[Exercise goal]
Write every line of the material out exactly as shown.

++++ Data listing ++++

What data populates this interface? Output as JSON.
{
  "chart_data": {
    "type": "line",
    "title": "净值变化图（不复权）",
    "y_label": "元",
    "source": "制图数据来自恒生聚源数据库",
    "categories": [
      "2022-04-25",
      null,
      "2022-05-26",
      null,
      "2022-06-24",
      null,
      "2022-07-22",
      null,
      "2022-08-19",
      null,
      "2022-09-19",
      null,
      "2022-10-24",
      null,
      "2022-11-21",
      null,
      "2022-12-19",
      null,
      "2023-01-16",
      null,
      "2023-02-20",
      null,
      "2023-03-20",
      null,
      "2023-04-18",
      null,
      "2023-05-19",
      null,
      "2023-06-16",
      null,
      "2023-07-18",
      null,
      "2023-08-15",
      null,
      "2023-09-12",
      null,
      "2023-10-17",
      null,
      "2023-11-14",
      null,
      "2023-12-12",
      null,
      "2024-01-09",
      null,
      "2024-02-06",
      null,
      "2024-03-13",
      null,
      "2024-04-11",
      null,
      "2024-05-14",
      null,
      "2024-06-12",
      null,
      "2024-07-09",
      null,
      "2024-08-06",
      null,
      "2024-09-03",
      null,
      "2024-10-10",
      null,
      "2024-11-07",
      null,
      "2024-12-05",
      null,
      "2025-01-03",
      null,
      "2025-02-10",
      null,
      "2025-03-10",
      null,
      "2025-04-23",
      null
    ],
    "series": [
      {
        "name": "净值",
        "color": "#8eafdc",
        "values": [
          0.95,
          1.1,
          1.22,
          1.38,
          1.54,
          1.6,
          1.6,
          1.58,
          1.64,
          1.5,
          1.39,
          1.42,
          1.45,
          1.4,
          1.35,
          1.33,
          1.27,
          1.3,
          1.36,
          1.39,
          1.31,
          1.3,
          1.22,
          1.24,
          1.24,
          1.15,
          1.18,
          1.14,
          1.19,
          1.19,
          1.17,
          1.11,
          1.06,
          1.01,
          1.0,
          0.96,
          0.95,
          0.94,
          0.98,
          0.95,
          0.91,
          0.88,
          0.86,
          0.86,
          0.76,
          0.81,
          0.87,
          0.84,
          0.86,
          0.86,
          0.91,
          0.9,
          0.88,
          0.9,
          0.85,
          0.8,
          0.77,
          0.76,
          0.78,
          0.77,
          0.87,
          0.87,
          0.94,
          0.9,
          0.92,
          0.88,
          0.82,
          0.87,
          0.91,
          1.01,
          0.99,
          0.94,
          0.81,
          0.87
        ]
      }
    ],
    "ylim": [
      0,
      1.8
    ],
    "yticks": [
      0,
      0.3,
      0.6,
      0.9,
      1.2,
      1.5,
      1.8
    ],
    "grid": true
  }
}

++++

[Correct output]
What data populates this interface? Output as JSON.
{
  "chart_data": {
    "type": "line",
    "title": "净值变化图（不复权）",
    "y_label": "元",
    "source": "制图数据来自恒生聚源数据库",
    "categories": [
      "2022-04-25",
      null,
      "2022-05-26",
      null,
      "2022-06-24",
      null,
      "2022-07-22",
      null,
      "2022-08-19",
      null,
      "2022-09-19",
      null,
      "2022-10-24",
      null,
      "2022-11-21",
      null,
      "2022-12-19",
      null,
      "2023-01-16",
      null,
      "2023-02-20",
      null,
      "2023-03-20",
      null,
      "2023-04-18",
      null,
      "2023-05-19",
      null,
      "2023-06-16",
      null,
      "2023-07-18",
      null,
      "2023-08-15",
      null,
      "2023-09-12",
      null,
      "2023-10-17",
      null,
      "2023-11-14",
      null,
      "2023-12-12",
      null,
      "2024-01-09",
      null,
      "2024-02-06",
      null,
      "2024-03-13",
      null,
      "2024-04-11",
      null,
      "2024-05-14",
      null,
      "2024-06-12",
      null,
      "2024-07-09",
      null,
      "2024-08-06",
      null,
      "2024-09-03",
      null,
      "2024-10-10",
      null,
      "2024-11-07",
      null,
      "2024-12-05",
      null,
      "2025-01-03",
      null,
      "2025-02-10",
      null,
      "2025-03-10",
      null,
      "2025-04-23",
      null
    ],
    "series": [
      {
        "name": "净值",
        "color": "#8eafdc",
        "values": [
          0.95,
          1.1,
          1.22,
          1.38,
          1.54,
          1.6,
          1.6,
          1.58,
          1.64,
          1.5,
          1.39,
          1.42,
          1.45,
          1.4,
          1.35,
          1.33,
          1.27,
          1.3,
          1.36,
          1.39,
          1.31,
          1.3,
          1.22,
          1.24,
          1.24,
          1.15,
          1.18,
          1.14,
          1.19,
          1.19,
          1.17,
          1.11,
          1.06,
          1.01,
          1.0,
          0.96,
          0.95,
          0.94,
          0.98,
          0.95,
          0.91,
          0.88,
          0.86,
          0.86,
          0.76,
          0.81,
          0.87,
          0.84,
          0.86,
          0.86,
          0.91,
          0.9,
          0.88,
          0.9,
          0.85,
          0.8,
          0.77,
          0.76,
          0.78,
          0.77,
          0.87,
          0.87,
          0.94,
          0.9,
          0.92,
          0.88,
          0.82,
          0.87,
          0.91,
          1.01,
          0.99,
          0.94,
          0.81,
          0.87
        ]
      }
    ],
    "ylim": [
      0,
      1.8
    ],
    "yticks": [
      0,
      0.3,
      0.6,
      0.9,
      1.2,
      1.5,
      1.8
    ],
    "grid": true
  }
}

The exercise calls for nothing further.